:: AIM OF THE TASK ::
Find and return each line containing "JSON".

-- Start --

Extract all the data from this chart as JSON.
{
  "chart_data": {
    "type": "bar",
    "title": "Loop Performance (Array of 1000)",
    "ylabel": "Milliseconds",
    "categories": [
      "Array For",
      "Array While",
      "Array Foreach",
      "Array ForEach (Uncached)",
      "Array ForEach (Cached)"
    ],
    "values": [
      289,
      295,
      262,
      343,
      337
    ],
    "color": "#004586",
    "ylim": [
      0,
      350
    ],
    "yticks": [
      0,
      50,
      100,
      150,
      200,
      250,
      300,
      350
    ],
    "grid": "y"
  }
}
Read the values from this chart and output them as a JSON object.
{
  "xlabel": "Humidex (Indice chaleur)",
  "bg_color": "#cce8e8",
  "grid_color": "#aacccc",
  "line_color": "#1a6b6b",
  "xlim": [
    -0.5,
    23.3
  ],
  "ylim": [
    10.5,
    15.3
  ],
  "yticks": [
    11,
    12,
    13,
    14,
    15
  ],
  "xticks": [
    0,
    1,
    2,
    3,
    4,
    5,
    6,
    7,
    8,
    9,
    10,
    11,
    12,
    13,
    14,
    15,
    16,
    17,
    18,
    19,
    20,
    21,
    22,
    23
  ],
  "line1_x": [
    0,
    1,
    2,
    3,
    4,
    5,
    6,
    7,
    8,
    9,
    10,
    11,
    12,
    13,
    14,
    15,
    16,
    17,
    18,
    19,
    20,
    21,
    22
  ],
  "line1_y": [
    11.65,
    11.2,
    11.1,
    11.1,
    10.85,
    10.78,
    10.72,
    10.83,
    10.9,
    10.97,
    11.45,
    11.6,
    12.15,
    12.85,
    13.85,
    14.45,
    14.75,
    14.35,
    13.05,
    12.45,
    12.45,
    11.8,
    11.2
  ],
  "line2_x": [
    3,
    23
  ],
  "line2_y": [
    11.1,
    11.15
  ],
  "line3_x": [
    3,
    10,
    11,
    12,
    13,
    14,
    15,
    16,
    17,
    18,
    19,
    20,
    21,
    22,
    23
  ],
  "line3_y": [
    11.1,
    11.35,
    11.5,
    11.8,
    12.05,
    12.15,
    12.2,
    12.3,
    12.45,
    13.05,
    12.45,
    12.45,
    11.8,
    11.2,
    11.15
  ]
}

-- End --

:: THE COMPLETED TASK ::
Extract all the data from this chart as JSON.
Read the values from this chart and output them as a JSON object.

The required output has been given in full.